----- Exercise materials

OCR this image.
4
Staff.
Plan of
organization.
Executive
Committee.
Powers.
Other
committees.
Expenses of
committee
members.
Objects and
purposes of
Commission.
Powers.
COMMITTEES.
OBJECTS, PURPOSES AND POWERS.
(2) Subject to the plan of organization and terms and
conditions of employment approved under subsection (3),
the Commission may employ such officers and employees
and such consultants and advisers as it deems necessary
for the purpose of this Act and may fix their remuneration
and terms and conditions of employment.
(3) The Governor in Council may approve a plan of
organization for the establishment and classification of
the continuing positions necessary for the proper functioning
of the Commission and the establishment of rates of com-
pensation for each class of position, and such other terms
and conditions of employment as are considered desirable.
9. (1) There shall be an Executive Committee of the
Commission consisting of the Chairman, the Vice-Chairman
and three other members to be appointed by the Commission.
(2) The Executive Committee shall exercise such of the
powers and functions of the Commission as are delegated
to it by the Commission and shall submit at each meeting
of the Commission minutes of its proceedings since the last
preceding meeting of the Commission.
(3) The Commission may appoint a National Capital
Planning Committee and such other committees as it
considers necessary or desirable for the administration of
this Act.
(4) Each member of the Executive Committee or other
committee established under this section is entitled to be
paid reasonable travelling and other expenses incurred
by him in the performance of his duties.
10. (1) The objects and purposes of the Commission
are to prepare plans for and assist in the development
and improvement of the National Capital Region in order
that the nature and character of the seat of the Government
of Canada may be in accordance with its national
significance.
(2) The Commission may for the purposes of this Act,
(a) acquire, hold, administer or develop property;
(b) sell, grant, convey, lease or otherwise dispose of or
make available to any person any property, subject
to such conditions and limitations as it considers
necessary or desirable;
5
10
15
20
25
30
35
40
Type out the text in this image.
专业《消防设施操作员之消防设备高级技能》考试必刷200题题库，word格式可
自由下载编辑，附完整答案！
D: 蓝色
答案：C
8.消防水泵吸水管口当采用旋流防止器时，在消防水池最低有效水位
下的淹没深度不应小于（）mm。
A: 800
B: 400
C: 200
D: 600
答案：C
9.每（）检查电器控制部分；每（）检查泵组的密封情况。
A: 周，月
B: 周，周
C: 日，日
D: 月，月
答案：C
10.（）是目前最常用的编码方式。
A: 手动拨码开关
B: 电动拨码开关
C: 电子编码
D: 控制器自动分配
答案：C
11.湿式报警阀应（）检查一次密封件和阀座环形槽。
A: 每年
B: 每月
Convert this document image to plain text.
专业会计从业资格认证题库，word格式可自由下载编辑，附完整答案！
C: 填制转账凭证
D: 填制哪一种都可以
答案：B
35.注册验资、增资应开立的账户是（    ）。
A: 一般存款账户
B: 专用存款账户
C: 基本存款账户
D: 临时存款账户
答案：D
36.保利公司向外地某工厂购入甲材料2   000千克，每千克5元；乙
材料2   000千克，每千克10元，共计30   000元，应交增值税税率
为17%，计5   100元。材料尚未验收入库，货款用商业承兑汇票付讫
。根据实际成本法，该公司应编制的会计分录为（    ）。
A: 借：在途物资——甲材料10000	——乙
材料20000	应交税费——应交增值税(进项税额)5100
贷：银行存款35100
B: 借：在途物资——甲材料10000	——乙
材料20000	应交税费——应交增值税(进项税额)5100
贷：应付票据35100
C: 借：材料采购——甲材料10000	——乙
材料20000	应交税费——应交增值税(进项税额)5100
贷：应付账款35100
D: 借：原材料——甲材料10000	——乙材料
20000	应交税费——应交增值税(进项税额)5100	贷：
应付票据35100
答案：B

----------

> _Work to complete_:
Repeat exactly the lines starting at the line with "Type out the text in this image." and ending with the final line of the entries. Include nothing else.

> _Final result_:
Type out the text in this image.
专业《消防设施操作员之消防设备高级技能》考试必刷200题题库，word格式可
自由下载编辑，附完整答案！
D: 蓝色
答案：C
8.消防水泵吸水管口当采用旋流防止器时，在消防水池最低有效水位
下的淹没深度不应小于（）mm。
A: 800
B: 400
C: 200
D: 600
答案：C
9.每（）检查电器控制部分；每（）检查泵组的密封情况。
A: 周，月
B: 周，周
C: 日，日
D: 月，月
答案：C
10.（）是目前最常用的编码方式。
A: 手动拨码开关
B: 电动拨码开关
C: 电子编码
D: 控制器自动分配
答案：C
11.湿式报警阀应（）检查一次密封件和阀座环形槽。
A: 每年
B: 每月
Convert this document image to plain text.
专业会计从业资格认证题库，word格式可自由下载编辑，附完整答案！
C: 填制转账凭证
D: 填制哪一种都可以
答案：B
35.注册验资、增资应开立的账户是（    ）。
A: 一般存款账户
B: 专用存款账户
C: 基本存款账户
D: 临时存款账户
答案：D
36.保利公司向外地某工厂购入甲材料2   000千克，每千克5元；乙
材料2   000千克，每千克10元，共计30   000元，应交增值税税率
为17%，计5   100元。材料尚未验收入库，货款用商业承兑汇票付讫
。根据实际成本法，该公司应编制的会计分录为（    ）。
A: 借：在途物资——甲材料10000	——乙
材料20000	应交税费——应交增值税(进项税额)5100
贷：银行存款35100
B: 借：在途物资——甲材料10000	——乙
材料20000	应交税费——应交增值税(进项税额)5100
贷：应付票据35100
C: 借：材料采购——甲材料10000	——乙
材料20000	应交税费——应交增值税(进项税额)5100
贷：应付账款35100
D: 借：原材料——甲材料10000	——乙材料
20000	应交税费——应交增值税(进项税额)5100	贷：
应付票据35100
答案：B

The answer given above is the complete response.